- Your instructions:
Write out exactly the lines running from the one that contains "Read out every word on this page." through the end of the material.

─── Data excerpts ───

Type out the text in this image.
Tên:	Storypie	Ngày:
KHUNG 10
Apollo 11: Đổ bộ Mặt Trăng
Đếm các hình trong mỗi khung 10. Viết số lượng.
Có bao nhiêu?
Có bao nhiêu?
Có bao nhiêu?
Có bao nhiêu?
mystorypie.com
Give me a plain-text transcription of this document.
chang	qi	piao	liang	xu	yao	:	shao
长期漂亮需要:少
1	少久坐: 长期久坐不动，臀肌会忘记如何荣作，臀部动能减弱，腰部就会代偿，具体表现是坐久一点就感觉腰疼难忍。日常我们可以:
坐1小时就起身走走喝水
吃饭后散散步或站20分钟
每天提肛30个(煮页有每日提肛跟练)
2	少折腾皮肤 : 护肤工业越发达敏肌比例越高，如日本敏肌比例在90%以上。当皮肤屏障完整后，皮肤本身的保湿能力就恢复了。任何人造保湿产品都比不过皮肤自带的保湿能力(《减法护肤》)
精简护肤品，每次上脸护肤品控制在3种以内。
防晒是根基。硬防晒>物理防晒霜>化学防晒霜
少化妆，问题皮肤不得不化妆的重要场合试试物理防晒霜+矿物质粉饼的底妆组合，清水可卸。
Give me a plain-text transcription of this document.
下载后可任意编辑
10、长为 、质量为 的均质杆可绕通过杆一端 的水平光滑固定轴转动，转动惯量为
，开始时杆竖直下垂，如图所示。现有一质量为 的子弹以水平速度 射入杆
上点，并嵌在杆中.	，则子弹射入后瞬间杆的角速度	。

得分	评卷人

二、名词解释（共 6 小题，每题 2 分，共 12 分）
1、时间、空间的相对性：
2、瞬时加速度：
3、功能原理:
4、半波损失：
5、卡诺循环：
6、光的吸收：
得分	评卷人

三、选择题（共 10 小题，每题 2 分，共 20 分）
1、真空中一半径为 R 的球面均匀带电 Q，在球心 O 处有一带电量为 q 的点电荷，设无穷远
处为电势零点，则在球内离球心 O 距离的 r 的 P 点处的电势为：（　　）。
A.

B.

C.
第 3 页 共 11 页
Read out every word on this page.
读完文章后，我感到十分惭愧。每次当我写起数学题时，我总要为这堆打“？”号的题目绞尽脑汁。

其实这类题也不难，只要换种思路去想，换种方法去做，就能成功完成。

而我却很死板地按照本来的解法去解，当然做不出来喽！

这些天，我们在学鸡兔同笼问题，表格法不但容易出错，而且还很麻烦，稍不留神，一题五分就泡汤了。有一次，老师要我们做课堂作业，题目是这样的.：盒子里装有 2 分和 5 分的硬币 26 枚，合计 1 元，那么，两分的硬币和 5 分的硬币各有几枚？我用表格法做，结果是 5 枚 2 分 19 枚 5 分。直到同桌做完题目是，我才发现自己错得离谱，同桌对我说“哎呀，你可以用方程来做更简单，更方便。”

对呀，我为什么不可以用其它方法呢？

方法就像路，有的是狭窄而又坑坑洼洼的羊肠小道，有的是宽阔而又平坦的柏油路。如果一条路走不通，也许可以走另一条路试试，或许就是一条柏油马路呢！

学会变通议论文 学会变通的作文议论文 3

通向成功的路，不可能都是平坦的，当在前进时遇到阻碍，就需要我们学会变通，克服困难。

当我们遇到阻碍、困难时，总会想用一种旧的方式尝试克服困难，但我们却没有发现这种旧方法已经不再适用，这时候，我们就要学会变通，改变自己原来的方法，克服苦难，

───

- Result:
Read out every word on this page.
读完文章后，我感到十分惭愧。每次当我写起数学题时，我总要为这堆打“？”号的题目绞尽脑汁。

其实这类题也不难，只要换种思路去想，换种方法去做，就能成功完成。

而我却很死板地按照本来的解法去解，当然做不出来喽！

这些天，我们在学鸡兔同笼问题，表格法不但容易出错，而且还很麻烦，稍不留神，一题五分就泡汤了。有一次，老师要我们做课堂作业，题目是这样的.：盒子里装有 2 分和 5 分的硬币 26 枚，合计 1 元，那么，两分的硬币和 5 分的硬币各有几枚？我用表格法做，结果是 5 枚 2 分 19 枚 5 分。直到同桌做完题目是，我才发现自己错得离谱，同桌对我说“哎呀，你可以用方程来做更简单，更方便。”

对呀，我为什么不可以用其它方法呢？

方法就像路，有的是狭窄而又坑坑洼洼的羊肠小道，有的是宽阔而又平坦的柏油路。如果一条路走不通，也许可以走另一条路试试，或许就是一条柏油马路呢！

学会变通议论文 学会变通的作文议论文 3

通向成功的路，不可能都是平坦的，当在前进时遇到阻碍，就需要我们学会变通，克服困难。

当我们遇到阻碍、困难时，总会想用一种旧的方式尝试克服困难，但我们却没有发现这种旧方法已经不再适用，这时候，我们就要学会变通，改变自己原来的方法，克服苦难，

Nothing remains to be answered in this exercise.